INSTRUCTIONS FOR THE TASK — Please transcribe the listing below in full and word for word, without its pictures.

DATA FOR THIS EXERCISE —
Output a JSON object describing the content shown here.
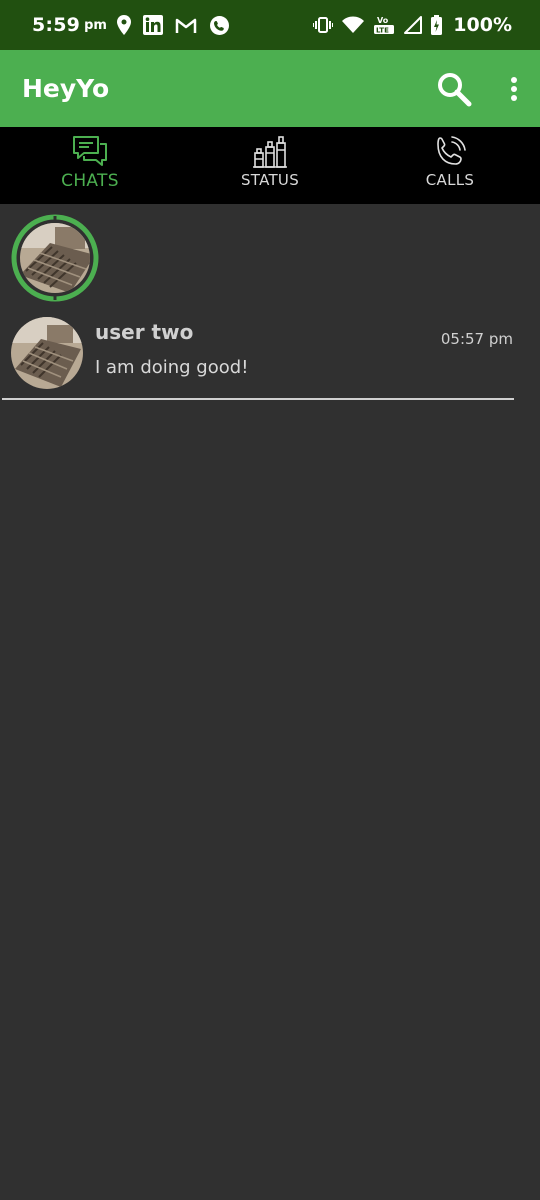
{
  "status_bar": {
    "time": "5:59",
    "ampm": "pm",
    "battery": "100%",
    "icons_left": [
      "location-pin-icon",
      "linkedin-icon",
      "gmail-icon",
      "whatsapp-icon"
    ],
    "icons_right": [
      "vibrate-icon",
      "wifi-icon",
      "volte-icon",
      "signal-icon",
      "battery-icon"
    ]
  },
  "app_bar": {
    "title": "HeyYo",
    "actions": [
      "search-icon",
      "more-vert-icon"
    ]
  },
  "tabs": [
    {
      "label": "CHATS",
      "icon": "chat-bubbles-icon",
      "active": true
    },
    {
      "label": "STATUS",
      "icon": "bottles-icon",
      "active": false
    },
    {
      "label": "CALLS",
      "icon": "phone-call-icon",
      "active": false
    }
  ],
  "chats": [
    {
      "name": "user two",
      "time": "05:57 pm",
      "message": "I am doing good!"
    }
  ],
  "colors": {
    "status_bar": "#215010",
    "primary": "#4caf50",
    "tab_bar": "#000000",
    "background": "#303030",
    "text": "#d0d0d0"
  }
}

THE ANSWER —
Output a JSON object describing the content shown here.
{
  "status_bar": {
    "time": "5:59",
    "ampm": "pm",
    "battery": "100%",
    "icons_left": [
      "location-pin-icon",
      "linkedin-icon",
      "gmail-icon",
      "whatsapp-icon"
    ],
    "icons_right": [
      "vibrate-icon",
      "wifi-icon",
      "volte-icon",
      "signal-icon",
      "battery-icon"
    ]
  },
  "app_bar": {
    "title": "HeyYo",
    "actions": [
      "search-icon",
      "more-vert-icon"
    ]
  },
  "tabs": [
    {
      "label": "CHATS",
      "icon": "chat-bubbles-icon",
      "active": true
    },
    {
      "label": "STATUS",
      "icon": "bottles-icon",
      "active": false
    },
    {
      "label": "CALLS",
      "icon": "phone-call-icon",
      "active": false
    }
  ],
  "chats": [
    {
      "name": "user two",
      "time": "05:57 pm",
      "message": "I am doing good!"
    }
  ],
  "colors": {
    "status_bar": "#215010",
    "primary": "#4caf50",
    "tab_bar": "#000000",
    "background": "#303030",
    "text": "#d0d0d0"
  }
}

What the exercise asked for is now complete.